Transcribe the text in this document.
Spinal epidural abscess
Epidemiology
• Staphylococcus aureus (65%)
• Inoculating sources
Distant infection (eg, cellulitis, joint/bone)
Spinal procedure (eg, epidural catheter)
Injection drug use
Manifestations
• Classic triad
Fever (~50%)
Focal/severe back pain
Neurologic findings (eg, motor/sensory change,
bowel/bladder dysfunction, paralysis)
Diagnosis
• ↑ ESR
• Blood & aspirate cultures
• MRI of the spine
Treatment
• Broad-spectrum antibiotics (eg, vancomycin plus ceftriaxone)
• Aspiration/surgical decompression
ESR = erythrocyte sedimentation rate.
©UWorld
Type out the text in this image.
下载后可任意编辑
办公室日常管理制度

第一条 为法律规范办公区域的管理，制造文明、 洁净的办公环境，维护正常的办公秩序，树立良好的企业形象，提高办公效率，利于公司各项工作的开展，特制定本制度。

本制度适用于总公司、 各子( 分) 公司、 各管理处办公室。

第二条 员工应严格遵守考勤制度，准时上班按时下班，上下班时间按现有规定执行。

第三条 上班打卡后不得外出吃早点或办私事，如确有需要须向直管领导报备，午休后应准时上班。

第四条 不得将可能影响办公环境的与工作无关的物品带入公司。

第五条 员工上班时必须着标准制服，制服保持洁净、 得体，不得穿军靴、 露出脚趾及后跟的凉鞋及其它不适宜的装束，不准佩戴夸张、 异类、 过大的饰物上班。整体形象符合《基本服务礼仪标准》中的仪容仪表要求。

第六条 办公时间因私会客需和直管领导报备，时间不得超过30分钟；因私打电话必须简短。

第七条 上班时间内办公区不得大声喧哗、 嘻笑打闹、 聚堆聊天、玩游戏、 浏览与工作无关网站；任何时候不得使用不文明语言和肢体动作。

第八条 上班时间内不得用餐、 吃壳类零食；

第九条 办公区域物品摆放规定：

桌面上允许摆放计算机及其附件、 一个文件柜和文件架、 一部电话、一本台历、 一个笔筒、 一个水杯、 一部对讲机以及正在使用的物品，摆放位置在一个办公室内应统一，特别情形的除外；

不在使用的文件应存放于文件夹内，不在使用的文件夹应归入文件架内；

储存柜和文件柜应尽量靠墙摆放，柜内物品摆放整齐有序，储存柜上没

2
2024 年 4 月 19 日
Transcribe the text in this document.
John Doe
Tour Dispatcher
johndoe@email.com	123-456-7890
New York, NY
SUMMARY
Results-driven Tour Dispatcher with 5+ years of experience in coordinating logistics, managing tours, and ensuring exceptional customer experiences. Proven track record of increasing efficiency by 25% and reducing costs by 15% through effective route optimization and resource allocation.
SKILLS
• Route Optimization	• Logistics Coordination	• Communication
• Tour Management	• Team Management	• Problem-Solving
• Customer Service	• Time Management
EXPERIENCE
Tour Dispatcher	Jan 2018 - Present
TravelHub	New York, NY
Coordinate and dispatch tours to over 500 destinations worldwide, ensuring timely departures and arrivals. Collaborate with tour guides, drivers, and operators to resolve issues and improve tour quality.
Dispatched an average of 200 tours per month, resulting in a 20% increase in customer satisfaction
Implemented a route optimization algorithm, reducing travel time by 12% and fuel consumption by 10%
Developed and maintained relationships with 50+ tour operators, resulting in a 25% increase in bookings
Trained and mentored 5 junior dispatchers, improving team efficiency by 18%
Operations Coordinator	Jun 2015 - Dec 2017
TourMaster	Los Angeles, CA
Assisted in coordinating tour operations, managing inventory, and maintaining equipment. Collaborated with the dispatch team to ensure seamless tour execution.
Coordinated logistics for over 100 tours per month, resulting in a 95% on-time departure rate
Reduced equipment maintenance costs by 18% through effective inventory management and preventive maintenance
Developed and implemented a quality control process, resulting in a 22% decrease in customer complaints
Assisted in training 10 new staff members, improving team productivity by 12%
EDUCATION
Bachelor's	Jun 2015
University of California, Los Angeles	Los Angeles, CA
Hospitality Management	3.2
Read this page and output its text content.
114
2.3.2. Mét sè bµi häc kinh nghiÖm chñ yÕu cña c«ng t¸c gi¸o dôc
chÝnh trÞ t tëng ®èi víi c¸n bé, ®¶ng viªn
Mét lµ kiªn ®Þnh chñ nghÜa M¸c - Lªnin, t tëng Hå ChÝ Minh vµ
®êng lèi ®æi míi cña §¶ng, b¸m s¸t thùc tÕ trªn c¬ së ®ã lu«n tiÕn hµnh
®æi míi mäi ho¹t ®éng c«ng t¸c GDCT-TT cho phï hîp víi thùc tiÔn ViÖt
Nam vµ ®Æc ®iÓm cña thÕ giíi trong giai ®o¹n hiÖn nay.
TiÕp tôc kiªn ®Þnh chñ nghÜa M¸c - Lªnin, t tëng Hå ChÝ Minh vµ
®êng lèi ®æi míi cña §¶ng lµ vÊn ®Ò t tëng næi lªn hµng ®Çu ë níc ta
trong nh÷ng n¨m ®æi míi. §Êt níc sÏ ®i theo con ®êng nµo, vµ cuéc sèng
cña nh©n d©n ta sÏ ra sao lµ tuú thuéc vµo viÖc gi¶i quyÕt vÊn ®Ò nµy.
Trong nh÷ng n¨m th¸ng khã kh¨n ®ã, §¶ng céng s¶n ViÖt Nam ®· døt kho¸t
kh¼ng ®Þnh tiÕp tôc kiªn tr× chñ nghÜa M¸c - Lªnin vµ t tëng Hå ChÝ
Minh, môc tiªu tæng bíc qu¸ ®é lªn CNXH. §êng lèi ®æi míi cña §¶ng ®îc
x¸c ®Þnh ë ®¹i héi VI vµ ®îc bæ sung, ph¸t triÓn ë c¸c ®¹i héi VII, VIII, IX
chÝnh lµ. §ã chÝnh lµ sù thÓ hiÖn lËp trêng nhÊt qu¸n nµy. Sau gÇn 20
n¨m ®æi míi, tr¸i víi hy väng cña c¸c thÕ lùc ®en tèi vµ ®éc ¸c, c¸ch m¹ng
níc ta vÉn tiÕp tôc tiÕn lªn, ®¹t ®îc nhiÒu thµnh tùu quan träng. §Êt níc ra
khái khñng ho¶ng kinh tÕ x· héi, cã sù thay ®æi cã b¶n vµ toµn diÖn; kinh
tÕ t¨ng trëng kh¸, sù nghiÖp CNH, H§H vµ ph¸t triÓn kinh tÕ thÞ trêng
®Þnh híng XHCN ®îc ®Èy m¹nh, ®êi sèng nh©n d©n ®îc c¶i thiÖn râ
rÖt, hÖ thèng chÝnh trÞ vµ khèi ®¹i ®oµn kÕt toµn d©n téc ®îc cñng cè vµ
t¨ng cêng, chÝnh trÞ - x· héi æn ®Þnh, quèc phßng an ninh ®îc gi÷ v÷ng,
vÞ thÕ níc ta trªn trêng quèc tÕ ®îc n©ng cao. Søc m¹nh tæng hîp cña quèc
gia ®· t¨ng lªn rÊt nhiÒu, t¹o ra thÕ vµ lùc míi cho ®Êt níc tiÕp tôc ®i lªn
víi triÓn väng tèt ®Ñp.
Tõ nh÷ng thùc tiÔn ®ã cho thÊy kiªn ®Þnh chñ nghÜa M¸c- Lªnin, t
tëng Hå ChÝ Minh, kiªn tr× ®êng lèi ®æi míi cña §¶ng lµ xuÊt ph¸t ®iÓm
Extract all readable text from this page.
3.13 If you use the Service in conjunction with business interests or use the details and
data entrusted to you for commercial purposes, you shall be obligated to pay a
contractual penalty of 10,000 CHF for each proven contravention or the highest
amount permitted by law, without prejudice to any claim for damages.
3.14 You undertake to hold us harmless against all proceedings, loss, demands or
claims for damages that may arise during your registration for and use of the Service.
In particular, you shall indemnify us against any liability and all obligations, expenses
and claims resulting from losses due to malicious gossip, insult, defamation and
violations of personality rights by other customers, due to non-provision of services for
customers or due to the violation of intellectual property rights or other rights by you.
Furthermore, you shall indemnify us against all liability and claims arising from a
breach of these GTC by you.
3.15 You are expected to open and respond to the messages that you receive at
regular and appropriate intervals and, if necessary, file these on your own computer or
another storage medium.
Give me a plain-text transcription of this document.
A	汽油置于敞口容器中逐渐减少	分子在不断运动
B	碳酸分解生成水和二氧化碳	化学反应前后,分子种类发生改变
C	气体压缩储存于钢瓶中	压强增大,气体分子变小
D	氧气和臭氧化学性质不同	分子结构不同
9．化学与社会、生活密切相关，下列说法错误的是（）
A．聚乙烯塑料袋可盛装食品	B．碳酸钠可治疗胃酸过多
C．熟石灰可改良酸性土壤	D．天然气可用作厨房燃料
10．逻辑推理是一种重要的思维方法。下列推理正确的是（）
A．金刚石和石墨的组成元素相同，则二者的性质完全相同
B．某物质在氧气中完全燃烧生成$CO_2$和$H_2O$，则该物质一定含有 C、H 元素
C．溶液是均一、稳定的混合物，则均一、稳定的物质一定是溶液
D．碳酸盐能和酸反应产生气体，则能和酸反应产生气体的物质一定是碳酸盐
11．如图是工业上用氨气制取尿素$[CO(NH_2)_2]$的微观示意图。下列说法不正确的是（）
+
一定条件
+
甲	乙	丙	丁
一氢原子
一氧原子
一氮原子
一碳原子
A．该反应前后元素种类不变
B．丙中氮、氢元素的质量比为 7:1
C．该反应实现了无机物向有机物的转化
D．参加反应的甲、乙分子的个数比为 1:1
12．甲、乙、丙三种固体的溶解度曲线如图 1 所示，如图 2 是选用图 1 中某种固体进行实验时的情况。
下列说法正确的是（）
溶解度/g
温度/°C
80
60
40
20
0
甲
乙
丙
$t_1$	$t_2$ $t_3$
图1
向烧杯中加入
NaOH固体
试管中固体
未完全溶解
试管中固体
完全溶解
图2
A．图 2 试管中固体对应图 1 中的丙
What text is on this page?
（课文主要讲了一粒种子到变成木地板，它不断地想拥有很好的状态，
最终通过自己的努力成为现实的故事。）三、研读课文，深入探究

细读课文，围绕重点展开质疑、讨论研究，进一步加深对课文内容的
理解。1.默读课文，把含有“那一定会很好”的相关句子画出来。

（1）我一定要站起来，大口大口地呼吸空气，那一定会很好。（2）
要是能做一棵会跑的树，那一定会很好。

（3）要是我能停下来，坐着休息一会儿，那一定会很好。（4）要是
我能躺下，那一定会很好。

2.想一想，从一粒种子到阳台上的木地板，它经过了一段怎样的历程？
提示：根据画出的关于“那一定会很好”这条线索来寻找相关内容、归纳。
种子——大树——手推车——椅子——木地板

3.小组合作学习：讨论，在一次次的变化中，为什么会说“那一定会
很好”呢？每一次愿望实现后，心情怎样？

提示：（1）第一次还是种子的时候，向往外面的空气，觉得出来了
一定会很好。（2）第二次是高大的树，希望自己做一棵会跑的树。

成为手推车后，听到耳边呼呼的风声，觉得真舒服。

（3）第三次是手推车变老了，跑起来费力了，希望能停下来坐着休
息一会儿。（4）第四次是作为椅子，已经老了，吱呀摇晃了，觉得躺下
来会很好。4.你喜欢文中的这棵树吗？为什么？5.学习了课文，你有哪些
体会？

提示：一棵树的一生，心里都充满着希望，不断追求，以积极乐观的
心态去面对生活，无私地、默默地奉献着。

───

● **Given problem**
Pick out the lines containing the string "m¹nh".

● **Answer to the exercise**
®Þnh híng XHCN ®îc ®Èy m¹nh, ®êi sèng nh©n d©n ®îc c¶i thiÖn râ
vÞ thÕ níc ta trªn trêng quèc tÕ ®îc n©ng cao. Søc m¹nh tæng hîp cña quèc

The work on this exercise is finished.